━━━ Exercise data

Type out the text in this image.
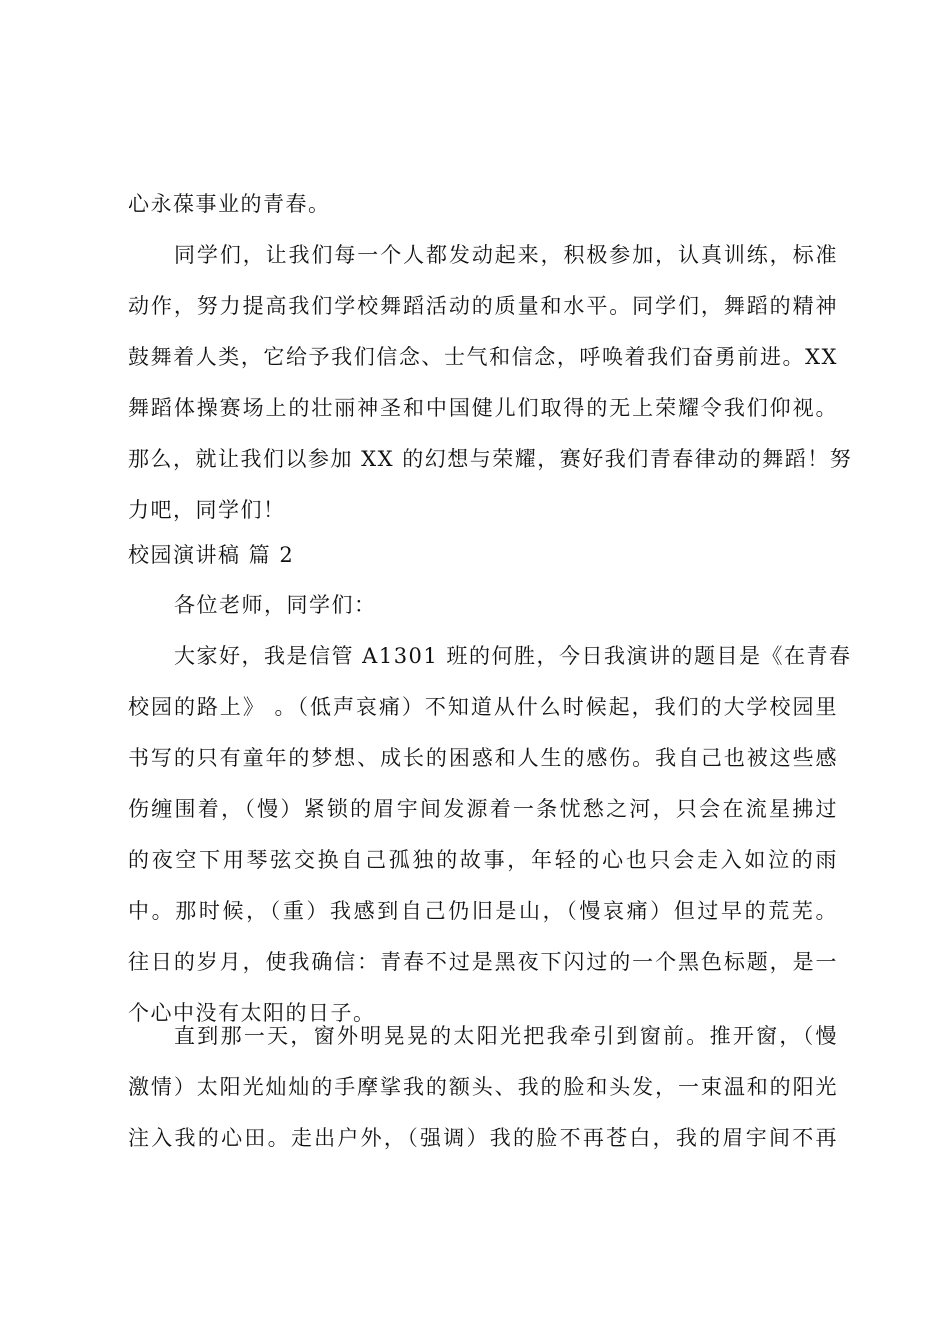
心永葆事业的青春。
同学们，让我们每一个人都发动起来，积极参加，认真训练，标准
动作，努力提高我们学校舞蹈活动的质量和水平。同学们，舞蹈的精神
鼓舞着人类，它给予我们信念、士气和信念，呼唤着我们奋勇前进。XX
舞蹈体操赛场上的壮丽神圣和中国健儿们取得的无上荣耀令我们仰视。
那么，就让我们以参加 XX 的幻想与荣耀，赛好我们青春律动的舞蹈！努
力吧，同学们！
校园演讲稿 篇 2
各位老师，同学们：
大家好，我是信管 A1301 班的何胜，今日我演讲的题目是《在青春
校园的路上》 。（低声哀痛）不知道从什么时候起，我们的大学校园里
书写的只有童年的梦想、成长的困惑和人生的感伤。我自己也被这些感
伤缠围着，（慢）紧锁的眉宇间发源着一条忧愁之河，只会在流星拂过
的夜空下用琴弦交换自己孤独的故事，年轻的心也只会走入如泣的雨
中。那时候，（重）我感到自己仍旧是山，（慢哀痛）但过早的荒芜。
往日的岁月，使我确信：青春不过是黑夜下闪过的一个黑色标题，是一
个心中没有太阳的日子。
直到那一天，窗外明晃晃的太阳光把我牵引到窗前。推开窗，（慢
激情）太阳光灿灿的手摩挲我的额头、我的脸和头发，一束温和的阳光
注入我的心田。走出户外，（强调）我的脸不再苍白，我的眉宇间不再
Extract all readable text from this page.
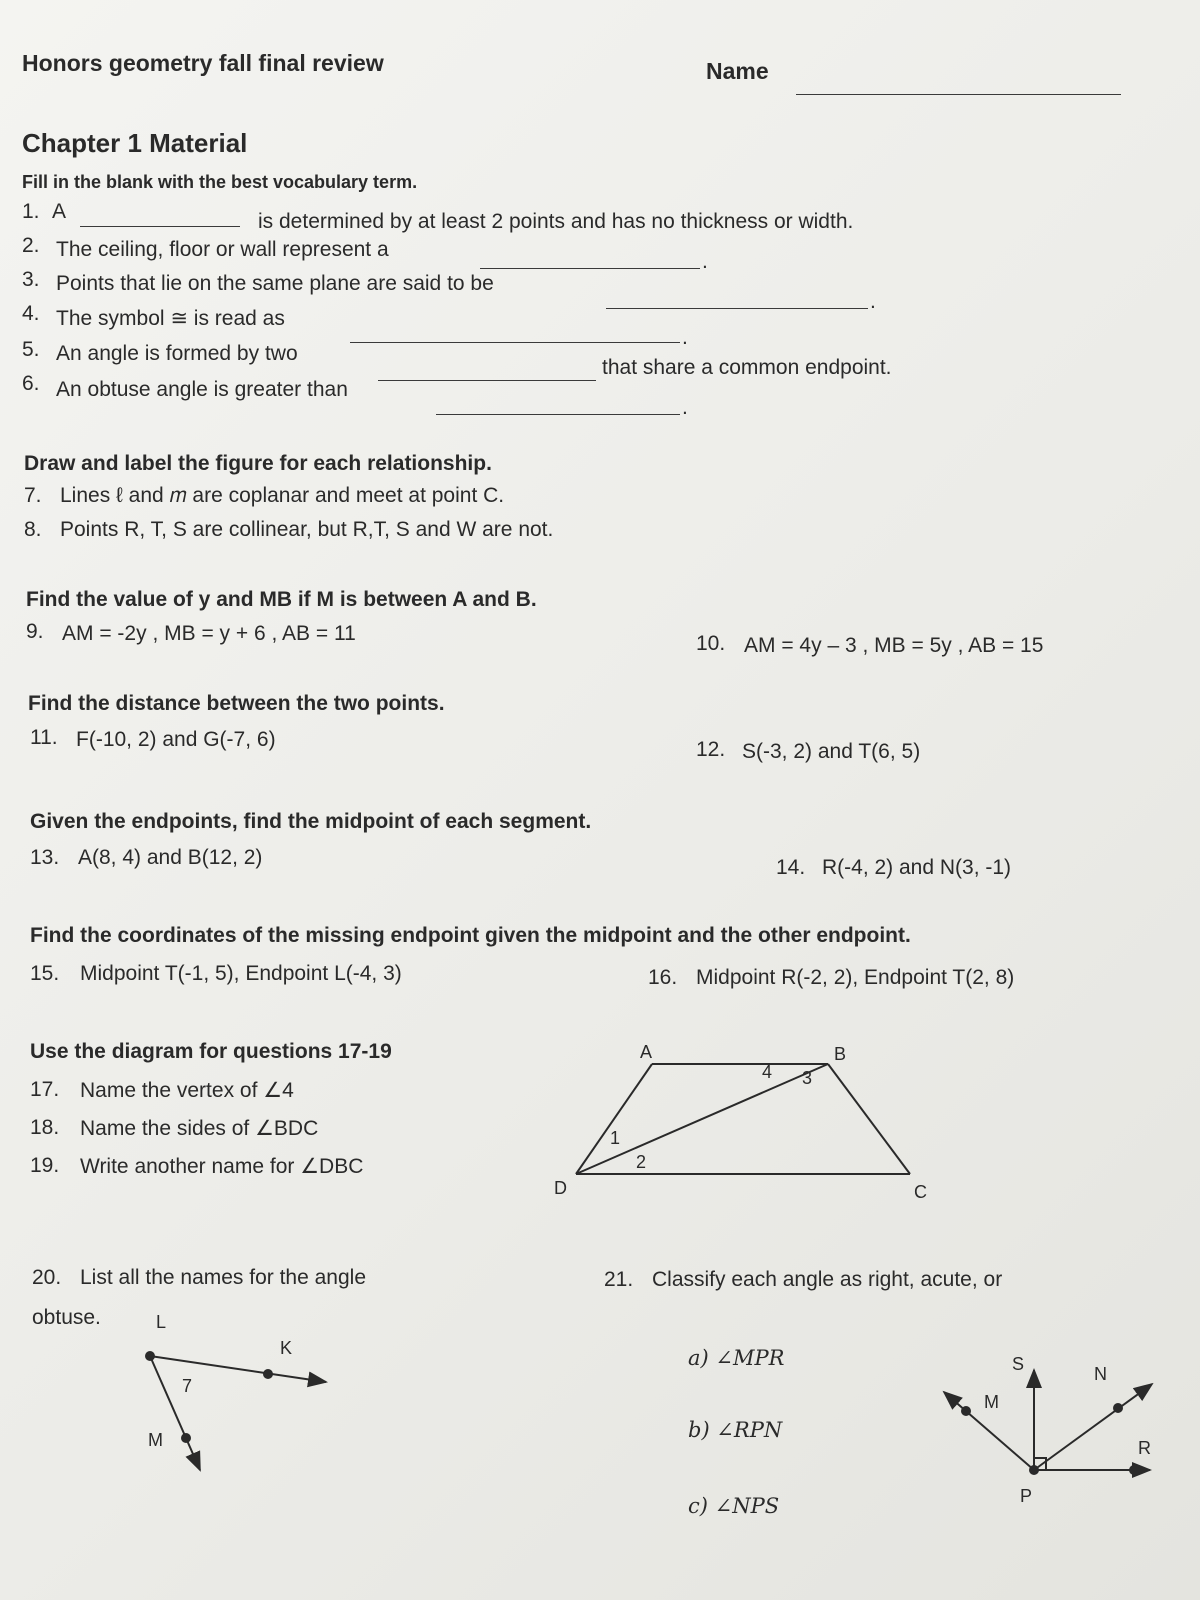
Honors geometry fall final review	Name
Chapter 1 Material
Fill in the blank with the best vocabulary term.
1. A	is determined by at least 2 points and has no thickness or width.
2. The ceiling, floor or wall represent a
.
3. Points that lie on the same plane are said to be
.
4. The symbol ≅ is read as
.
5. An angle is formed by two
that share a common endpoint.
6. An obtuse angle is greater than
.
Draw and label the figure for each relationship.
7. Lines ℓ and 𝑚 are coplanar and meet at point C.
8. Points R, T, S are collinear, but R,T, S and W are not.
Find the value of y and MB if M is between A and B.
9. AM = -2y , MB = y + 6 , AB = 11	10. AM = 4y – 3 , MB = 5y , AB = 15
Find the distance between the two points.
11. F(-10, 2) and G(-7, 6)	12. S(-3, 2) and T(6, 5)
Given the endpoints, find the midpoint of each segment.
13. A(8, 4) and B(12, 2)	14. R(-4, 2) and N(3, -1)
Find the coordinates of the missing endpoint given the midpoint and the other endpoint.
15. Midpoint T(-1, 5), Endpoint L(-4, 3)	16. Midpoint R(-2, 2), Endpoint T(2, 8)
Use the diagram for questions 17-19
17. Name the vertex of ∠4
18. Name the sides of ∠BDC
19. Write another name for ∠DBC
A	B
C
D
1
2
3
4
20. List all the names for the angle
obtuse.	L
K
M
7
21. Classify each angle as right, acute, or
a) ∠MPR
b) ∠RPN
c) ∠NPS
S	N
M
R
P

━━━━━━

Set task - Leave the pictures out and reproduce each record exactly as written.

Final answer -
Type out the text in this image.
心永葆事业的青春。
同学们，让我们每一个人都发动起来，积极参加，认真训练，标准
动作，努力提高我们学校舞蹈活动的质量和水平。同学们，舞蹈的精神
鼓舞着人类，它给予我们信念、士气和信念，呼唤着我们奋勇前进。XX
舞蹈体操赛场上的壮丽神圣和中国健儿们取得的无上荣耀令我们仰视。
那么，就让我们以参加 XX 的幻想与荣耀，赛好我们青春律动的舞蹈！努
力吧，同学们！
校园演讲稿 篇 2
各位老师，同学们：
大家好，我是信管 A1301 班的何胜，今日我演讲的题目是《在青春
校园的路上》 。（低声哀痛）不知道从什么时候起，我们的大学校园里
书写的只有童年的梦想、成长的困惑和人生的感伤。我自己也被这些感
伤缠围着，（慢）紧锁的眉宇间发源着一条忧愁之河，只会在流星拂过
的夜空下用琴弦交换自己孤独的故事，年轻的心也只会走入如泣的雨
中。那时候，（重）我感到自己仍旧是山，（慢哀痛）但过早的荒芜。
往日的岁月，使我确信：青春不过是黑夜下闪过的一个黑色标题，是一
个心中没有太阳的日子。
直到那一天，窗外明晃晃的太阳光把我牵引到窗前。推开窗，（慢
激情）太阳光灿灿的手摩挲我的额头、我的脸和头发，一束温和的阳光
注入我的心田。走出户外，（强调）我的脸不再苍白，我的眉宇间不再
Extract all readable text from this page.
Honors geometry fall final review	Name
Chapter 1 Material
Fill in the blank with the best vocabulary term.
1. A	is determined by at least 2 points and has no thickness or width.
2. The ceiling, floor or wall represent a
.
3. Points that lie on the same plane are said to be
.
4. The symbol ≅ is read as
.
5. An angle is formed by two
that share a common endpoint.
6. An obtuse angle is greater than
.
Draw and label the figure for each relationship.
7. Lines ℓ and 𝑚 are coplanar and meet at point C.
8. Points R, T, S are collinear, but R,T, S and W are not.
Find the value of y and MB if M is between A and B.
9. AM = -2y , MB = y + 6 , AB = 11	10. AM = 4y – 3 , MB = 5y , AB = 15
Find the distance between the two points.
11. F(-10, 2) and G(-7, 6)	12. S(-3, 2) and T(6, 5)
Given the endpoints, find the midpoint of each segment.
13. A(8, 4) and B(12, 2)	14. R(-4, 2) and N(3, -1)
Find the coordinates of the missing endpoint given the midpoint and the other endpoint.
15. Midpoint T(-1, 5), Endpoint L(-4, 3)	16. Midpoint R(-2, 2), Endpoint T(2, 8)
Use the diagram for questions 17-19
17. Name the vertex of ∠4
18. Name the sides of ∠BDC
19. Write another name for ∠DBC
A	B
C
D
1
2
3
4
20. List all the names for the angle
obtuse.	L
K
M
7
21. Classify each angle as right, acute, or
a) ∠MPR
b) ∠RPN
c) ∠NPS
S	N
M
R
P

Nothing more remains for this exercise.